DataStore over AppendableData design

OK, I need to clarify things that might not have been obvious in the OP.
So, the goal is to construct a datastore with indexed and searchable data.

Part 1

Goal: Indexed and searchable data.

Have a look at this chart to start with:

Comments

This falls under the very first [ NO ] in the diagram. This is not part of the problem I want to solve.

I am saying that this is not related to LSM trees, rather related to emulating mutability over immutable storage.

When we have copied the same data 1000 000 times (and far earlier than that IMO), then it’s quite fair to consider a few of those instances to be “garbage”. That is what I mean at least.
You’ll see further down, exactly what this duplication of data comes from.

The problem

Let’s continue with describing the problem:

The problem I want to solve, is to provide the kind of data storage (and access) that has been talked about during all development of SAFENetwork:

  • Autonomous cars data
  • SAFESearch
  • Token Exchange
  • Critical infrastructure (powerplants smart electricity grid etc.).

Description of the task ▸ Continue the forum post on designing a datastore over AppendableData, starting after its final list item about critical infrastructure.

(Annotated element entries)
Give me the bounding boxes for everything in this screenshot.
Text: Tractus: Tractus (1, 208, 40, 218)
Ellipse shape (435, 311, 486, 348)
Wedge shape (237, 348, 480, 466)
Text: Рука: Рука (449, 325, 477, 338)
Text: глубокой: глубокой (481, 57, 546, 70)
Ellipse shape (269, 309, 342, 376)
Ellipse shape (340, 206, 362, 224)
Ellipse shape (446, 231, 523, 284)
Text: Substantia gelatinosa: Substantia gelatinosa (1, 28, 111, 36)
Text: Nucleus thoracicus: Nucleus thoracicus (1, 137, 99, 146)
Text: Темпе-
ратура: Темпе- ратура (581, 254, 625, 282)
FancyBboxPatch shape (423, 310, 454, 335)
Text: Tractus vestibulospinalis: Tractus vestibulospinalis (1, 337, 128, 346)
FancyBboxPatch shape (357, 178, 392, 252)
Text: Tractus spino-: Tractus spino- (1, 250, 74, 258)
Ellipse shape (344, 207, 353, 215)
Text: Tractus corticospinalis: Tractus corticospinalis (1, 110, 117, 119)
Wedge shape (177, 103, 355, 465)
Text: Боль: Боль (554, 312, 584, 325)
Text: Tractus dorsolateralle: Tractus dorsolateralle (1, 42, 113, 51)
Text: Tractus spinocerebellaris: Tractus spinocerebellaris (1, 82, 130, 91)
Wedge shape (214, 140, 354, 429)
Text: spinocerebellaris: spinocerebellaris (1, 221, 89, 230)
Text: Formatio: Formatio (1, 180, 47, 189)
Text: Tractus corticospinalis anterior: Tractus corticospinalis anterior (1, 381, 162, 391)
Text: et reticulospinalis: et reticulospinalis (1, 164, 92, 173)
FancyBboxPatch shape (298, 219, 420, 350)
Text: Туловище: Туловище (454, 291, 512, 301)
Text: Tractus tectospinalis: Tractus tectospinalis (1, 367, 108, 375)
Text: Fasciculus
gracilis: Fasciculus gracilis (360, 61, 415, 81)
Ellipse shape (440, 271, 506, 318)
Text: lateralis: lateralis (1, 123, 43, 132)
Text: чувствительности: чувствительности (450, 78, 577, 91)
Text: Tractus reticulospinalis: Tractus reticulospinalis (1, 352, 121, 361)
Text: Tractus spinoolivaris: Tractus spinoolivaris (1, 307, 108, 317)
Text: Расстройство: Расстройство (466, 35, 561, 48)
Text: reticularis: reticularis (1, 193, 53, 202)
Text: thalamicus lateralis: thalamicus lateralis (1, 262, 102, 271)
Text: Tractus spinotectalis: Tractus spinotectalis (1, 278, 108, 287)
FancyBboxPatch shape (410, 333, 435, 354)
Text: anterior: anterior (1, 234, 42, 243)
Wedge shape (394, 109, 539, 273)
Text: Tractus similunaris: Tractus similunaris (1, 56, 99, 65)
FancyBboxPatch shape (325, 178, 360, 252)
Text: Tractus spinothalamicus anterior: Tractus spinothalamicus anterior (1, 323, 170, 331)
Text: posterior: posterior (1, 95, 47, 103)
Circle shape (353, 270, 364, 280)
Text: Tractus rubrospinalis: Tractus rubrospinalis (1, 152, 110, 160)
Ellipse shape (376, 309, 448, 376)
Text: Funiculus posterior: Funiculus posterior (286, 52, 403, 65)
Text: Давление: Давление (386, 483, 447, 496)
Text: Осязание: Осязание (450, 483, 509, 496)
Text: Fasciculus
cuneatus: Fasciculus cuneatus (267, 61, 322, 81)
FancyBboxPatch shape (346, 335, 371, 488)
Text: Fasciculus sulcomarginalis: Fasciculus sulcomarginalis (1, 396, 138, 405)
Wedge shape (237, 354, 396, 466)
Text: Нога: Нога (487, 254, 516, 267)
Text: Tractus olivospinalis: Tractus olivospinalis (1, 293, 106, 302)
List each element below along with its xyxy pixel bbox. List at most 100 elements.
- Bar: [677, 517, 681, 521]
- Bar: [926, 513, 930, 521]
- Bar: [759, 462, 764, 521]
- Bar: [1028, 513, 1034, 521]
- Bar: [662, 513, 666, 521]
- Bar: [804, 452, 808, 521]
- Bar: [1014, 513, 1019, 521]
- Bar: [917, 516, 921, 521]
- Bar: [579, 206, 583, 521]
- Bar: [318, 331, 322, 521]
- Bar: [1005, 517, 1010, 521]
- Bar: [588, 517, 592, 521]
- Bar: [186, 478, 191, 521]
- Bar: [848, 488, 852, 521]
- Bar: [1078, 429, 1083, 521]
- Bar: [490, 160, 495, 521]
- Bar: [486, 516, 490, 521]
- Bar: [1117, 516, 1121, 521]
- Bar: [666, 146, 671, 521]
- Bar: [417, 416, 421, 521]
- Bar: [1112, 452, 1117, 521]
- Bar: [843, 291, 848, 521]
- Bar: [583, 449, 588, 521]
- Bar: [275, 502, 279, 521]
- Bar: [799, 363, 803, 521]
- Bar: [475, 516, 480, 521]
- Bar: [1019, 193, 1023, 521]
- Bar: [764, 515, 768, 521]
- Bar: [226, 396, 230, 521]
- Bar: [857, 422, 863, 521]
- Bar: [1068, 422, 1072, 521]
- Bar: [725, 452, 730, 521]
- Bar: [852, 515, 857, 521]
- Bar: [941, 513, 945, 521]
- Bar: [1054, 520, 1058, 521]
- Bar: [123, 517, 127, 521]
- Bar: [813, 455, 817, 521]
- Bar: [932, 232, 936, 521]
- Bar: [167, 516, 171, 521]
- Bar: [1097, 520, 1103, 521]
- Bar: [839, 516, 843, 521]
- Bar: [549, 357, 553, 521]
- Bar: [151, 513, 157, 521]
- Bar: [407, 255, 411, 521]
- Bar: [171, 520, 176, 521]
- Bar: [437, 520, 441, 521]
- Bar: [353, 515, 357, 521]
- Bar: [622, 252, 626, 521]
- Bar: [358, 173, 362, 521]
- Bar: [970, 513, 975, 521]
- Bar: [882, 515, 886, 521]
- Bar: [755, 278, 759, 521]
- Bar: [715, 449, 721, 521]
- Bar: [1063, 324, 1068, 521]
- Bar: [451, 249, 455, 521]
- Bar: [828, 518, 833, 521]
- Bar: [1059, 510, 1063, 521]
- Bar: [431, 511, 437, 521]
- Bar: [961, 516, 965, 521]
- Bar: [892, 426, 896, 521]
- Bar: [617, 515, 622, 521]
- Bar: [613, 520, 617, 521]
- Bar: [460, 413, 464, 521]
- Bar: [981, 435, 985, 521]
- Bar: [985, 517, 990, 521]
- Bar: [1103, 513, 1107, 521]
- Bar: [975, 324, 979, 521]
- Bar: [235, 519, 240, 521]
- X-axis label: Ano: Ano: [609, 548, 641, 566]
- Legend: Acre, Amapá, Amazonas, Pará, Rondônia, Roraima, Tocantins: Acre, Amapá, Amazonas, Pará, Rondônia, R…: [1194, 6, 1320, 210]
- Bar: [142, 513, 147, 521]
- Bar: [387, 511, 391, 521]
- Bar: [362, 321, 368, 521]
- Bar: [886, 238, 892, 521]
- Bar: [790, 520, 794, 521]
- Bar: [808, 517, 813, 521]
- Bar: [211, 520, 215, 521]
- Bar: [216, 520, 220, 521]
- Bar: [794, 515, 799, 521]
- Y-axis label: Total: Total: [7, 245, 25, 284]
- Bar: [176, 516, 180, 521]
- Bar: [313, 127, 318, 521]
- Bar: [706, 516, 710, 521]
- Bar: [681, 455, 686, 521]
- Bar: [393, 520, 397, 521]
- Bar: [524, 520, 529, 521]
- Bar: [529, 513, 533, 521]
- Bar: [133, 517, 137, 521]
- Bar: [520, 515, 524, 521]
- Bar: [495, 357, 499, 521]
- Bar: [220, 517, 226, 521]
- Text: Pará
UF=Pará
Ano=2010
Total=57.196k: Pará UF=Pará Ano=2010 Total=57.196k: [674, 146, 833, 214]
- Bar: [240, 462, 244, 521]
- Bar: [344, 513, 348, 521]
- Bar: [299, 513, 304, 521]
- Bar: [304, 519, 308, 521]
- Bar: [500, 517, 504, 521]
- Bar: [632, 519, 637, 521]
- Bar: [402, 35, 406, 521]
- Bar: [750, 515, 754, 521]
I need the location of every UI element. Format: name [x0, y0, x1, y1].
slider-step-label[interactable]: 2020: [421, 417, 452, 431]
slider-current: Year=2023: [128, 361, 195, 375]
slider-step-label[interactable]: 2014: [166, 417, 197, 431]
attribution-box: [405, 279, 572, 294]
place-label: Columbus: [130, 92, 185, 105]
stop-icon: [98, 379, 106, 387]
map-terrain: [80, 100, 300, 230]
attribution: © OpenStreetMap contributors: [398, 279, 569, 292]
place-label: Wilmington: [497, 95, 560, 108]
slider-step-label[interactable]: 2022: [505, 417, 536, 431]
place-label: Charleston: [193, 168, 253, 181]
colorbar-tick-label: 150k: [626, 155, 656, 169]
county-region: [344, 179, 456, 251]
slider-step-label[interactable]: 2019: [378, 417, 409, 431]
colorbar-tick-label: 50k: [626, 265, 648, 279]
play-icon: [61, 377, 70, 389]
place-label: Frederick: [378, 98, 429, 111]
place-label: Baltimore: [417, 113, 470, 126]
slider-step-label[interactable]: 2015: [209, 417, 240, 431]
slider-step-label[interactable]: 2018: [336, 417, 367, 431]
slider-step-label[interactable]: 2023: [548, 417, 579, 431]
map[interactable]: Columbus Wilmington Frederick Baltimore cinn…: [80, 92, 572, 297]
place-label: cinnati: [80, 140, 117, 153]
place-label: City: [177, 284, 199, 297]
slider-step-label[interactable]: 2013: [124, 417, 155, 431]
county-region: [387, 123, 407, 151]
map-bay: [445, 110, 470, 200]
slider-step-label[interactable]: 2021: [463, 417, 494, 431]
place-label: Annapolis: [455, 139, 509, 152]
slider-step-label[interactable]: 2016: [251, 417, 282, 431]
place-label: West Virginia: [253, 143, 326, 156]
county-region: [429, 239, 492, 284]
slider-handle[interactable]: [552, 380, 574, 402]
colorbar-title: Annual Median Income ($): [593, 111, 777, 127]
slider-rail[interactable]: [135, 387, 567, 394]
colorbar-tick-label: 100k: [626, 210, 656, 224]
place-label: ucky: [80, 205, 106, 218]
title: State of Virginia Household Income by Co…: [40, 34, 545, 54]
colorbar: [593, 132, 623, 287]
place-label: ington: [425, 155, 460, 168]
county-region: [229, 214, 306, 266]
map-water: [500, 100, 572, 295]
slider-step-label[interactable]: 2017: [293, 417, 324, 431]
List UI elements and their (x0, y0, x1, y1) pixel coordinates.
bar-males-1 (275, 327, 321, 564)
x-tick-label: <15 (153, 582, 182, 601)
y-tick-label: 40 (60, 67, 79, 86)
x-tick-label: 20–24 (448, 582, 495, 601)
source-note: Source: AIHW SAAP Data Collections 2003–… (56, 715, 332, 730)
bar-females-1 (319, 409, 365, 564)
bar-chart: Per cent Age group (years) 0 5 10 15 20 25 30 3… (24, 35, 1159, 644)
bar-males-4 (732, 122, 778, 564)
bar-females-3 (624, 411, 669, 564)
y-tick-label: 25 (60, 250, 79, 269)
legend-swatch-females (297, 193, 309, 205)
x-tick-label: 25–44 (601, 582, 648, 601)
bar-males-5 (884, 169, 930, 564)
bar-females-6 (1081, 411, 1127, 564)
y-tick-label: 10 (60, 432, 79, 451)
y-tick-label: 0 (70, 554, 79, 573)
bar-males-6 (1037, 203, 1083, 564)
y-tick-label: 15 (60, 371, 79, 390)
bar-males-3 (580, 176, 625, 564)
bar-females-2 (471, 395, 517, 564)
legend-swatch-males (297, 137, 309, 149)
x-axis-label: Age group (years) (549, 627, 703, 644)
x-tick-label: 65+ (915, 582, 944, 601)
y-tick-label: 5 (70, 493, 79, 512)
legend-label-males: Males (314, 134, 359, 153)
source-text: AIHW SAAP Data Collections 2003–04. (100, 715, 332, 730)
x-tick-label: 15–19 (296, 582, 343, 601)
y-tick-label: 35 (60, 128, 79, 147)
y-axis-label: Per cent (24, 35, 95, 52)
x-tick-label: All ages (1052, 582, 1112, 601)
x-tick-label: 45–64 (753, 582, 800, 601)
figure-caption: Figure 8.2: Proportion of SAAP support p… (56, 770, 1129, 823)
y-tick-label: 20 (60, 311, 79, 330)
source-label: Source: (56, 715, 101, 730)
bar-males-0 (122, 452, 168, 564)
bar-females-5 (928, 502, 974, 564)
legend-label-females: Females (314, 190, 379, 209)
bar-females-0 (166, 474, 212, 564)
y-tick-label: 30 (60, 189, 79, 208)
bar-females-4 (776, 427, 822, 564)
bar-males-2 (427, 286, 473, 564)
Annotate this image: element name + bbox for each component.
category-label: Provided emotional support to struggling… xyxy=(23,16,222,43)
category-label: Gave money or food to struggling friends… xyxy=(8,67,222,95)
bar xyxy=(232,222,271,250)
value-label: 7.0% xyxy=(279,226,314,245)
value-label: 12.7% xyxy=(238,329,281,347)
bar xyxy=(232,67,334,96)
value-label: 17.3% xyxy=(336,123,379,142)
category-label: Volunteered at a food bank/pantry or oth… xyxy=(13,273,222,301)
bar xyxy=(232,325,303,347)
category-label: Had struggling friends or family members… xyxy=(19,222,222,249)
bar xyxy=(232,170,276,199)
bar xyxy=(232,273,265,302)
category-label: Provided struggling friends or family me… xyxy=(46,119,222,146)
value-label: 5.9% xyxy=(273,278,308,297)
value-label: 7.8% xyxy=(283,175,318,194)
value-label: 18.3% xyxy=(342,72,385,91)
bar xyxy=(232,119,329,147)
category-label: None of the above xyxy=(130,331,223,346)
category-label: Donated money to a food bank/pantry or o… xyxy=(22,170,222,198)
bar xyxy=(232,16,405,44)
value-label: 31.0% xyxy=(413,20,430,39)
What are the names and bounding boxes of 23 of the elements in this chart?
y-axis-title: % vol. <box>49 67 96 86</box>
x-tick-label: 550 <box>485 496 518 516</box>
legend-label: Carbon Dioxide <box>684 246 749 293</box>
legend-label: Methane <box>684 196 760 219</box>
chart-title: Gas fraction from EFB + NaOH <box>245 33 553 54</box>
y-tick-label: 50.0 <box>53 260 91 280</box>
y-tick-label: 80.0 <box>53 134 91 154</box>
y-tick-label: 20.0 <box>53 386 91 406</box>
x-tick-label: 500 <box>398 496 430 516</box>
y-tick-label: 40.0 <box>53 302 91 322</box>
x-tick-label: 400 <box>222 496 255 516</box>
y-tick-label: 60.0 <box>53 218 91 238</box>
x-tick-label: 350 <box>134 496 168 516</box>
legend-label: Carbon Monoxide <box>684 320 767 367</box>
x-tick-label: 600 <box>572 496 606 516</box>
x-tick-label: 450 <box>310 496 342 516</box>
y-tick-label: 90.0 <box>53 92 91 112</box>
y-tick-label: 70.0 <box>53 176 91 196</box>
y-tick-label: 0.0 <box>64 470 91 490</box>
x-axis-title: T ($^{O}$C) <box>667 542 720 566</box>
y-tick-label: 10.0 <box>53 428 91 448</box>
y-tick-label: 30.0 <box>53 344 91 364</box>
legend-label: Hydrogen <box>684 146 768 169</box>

Exercise response ▸
  • etc.

All of these go all the way down to the last [ YES ] in the chart:

  • Large amount of data - Check
  • Access data often or fast - Check
  • Continuous insert of new data - Check

So, these things seem to need indexes.

The problem we are solving is very similar to that of storing to disk. It is costly (in time or PUTs) to write, and we want to be able to access the data somehow afterwards. This is not a new problem and it has been studied in depth.

First of all, let’s go through a bit about the trees:

  1. Binary trrees are not suitable for for this since they have a very low fanout; only have 2 entries in a node. This gives a rapid increase in tree depth.
  2. BTrees can have n entries,which are stored at every level together with keys. This gives a bit better read performance than B+Trees, but is more complex and requires more merging and splitting of nodes.
  3. B+Trees can have n entries, which are all stored at leaf level. This is less complex to implement, utilizes the capacity of a node better and gives a larger fanout than BTrees and requires less rewrite of the tree as new data is inserted. This is the preferred solution for disks.

OK, so we have found a standard approach to build an index, which is B+Trees.

So, we need to look at why the B+Tree requires mutations.

To search for data, maybe all temperatures within a given range from a component in some powerplant for example, we need range queries.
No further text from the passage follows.